=== Exercise material ===
____
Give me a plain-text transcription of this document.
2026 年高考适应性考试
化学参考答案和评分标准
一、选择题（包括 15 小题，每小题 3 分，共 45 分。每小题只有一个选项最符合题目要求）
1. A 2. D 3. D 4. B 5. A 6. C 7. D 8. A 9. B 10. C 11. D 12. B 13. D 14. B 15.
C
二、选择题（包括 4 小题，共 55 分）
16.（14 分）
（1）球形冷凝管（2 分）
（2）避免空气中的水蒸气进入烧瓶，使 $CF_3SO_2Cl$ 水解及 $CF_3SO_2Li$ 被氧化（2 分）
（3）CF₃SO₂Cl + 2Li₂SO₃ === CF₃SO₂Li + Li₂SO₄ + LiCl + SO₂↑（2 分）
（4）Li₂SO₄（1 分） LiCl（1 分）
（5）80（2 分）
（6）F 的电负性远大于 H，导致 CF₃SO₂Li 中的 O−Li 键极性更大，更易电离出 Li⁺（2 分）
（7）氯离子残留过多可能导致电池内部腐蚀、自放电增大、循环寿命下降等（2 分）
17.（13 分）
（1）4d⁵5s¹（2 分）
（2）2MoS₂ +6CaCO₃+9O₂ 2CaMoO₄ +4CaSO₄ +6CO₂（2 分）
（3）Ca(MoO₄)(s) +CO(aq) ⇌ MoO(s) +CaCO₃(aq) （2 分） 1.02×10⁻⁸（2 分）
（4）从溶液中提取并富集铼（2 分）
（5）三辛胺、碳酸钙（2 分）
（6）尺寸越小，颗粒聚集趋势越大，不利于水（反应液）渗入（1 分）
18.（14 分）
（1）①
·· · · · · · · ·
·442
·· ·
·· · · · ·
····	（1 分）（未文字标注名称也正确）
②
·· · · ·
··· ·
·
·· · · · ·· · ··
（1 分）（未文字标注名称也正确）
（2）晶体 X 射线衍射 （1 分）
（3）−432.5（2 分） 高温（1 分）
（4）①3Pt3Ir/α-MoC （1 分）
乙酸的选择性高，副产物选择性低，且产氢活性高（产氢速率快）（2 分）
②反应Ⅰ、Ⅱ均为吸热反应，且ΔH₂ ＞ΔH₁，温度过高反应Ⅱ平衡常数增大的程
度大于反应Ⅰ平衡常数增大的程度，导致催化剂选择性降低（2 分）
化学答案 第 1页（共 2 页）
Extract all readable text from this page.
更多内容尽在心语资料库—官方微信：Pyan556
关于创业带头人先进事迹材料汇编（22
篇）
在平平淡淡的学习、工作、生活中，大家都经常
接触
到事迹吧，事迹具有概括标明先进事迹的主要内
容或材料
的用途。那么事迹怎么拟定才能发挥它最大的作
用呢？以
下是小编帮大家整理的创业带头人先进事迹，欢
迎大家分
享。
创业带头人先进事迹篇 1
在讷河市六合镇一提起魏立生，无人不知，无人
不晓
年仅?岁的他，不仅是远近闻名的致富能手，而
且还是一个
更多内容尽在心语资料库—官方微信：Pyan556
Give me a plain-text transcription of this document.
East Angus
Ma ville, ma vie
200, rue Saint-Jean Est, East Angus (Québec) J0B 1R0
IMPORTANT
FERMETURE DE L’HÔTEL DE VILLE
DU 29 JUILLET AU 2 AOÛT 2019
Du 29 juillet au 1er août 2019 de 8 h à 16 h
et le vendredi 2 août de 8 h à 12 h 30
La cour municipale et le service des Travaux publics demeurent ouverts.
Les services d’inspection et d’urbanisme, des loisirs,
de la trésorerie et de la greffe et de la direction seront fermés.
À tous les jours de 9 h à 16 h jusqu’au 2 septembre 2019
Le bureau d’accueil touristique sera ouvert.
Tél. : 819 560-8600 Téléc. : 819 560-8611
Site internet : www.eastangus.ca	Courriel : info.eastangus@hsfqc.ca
____
=== The problem ===
Type out the whole listing above again, exactly as it stands.

=== Solution for this task ===
Give me a plain-text transcription of this document.
2026 年高考适应性考试
化学参考答案和评分标准
一、选择题（包括 15 小题，每小题 3 分，共 45 分。每小题只有一个选项最符合题目要求）
1. A 2. D 3. D 4. B 5. A 6. C 7. D 8. A 9. B 10. C 11. D 12. B 13. D 14. B 15.
C
二、选择题（包括 4 小题，共 55 分）
16.（14 分）
（1）球形冷凝管（2 分）
（2）避免空气中的水蒸气进入烧瓶，使 $CF_3SO_2Cl$ 水解及 $CF_3SO_2Li$ 被氧化（2 分）
（3）CF₃SO₂Cl + 2Li₂SO₃ === CF₃SO₂Li + Li₂SO₄ + LiCl + SO₂↑（2 分）
（4）Li₂SO₄（1 分） LiCl（1 分）
（5）80（2 分）
（6）F 的电负性远大于 H，导致 CF₃SO₂Li 中的 O−Li 键极性更大，更易电离出 Li⁺（2 分）
（7）氯离子残留过多可能导致电池内部腐蚀、自放电增大、循环寿命下降等（2 分）
17.（13 分）
（1）4d⁵5s¹（2 分）
（2）2MoS₂ +6CaCO₃+9O₂ 2CaMoO₄ +4CaSO₄ +6CO₂（2 分）
（3）Ca(MoO₄)(s) +CO(aq) ⇌ MoO(s) +CaCO₃(aq) （2 分） 1.02×10⁻⁸（2 分）
（4）从溶液中提取并富集铼（2 分）
（5）三辛胺、碳酸钙（2 分）
（6）尺寸越小，颗粒聚集趋势越大，不利于水（反应液）渗入（1 分）
18.（14 分）
（1）①
·· · · · · · · ·
·442
·· ·
·· · · · ·
····	（1 分）（未文字标注名称也正确）
②
·· · · ·
··· ·
·
·· · · · ·· · ··
（1 分）（未文字标注名称也正确）
（2）晶体 X 射线衍射 （1 分）
（3）−432.5（2 分） 高温（1 分）
（4）①3Pt3Ir/α-MoC （1 分）
乙酸的选择性高，副产物选择性低，且产氢活性高（产氢速率快）（2 分）
②反应Ⅰ、Ⅱ均为吸热反应，且ΔH₂ ＞ΔH₁，温度过高反应Ⅱ平衡常数增大的程
度大于反应Ⅰ平衡常数增大的程度，导致催化剂选择性降低（2 分）
化学答案 第 1页（共 2 页）
Extract all readable text from this page.
更多内容尽在心语资料库—官方微信：Pyan556
关于创业带头人先进事迹材料汇编（22
篇）
在平平淡淡的学习、工作、生活中，大家都经常
接触
到事迹吧，事迹具有概括标明先进事迹的主要内
容或材料
的用途。那么事迹怎么拟定才能发挥它最大的作
用呢？以
下是小编帮大家整理的创业带头人先进事迹，欢
迎大家分
享。
创业带头人先进事迹篇 1
在讷河市六合镇一提起魏立生，无人不知，无人
不晓
年仅?岁的他，不仅是远近闻名的致富能手，而
且还是一个
更多内容尽在心语资料库—官方微信：Pyan556
Give me a plain-text transcription of this document.
East Angus
Ma ville, ma vie
200, rue Saint-Jean Est, East Angus (Québec) J0B 1R0
IMPORTANT
FERMETURE DE L’HÔTEL DE VILLE
DU 29 JUILLET AU 2 AOÛT 2019
Du 29 juillet au 1er août 2019 de 8 h à 16 h
et le vendredi 2 août de 8 h à 12 h 30
La cour municipale et le service des Travaux publics demeurent ouverts.
Les services d’inspection et d’urbanisme, des loisirs,
de la trésorerie et de la greffe et de la direction seront fermés.
À tous les jours de 9 h à 16 h jusqu’au 2 septembre 2019
Le bureau d’accueil touristique sera ouvert.
Tél. : 819 560-8600 Téléc. : 819 560-8611
Site internet : www.eastangus.ca	Courriel : info.eastangus@hsfqc.ca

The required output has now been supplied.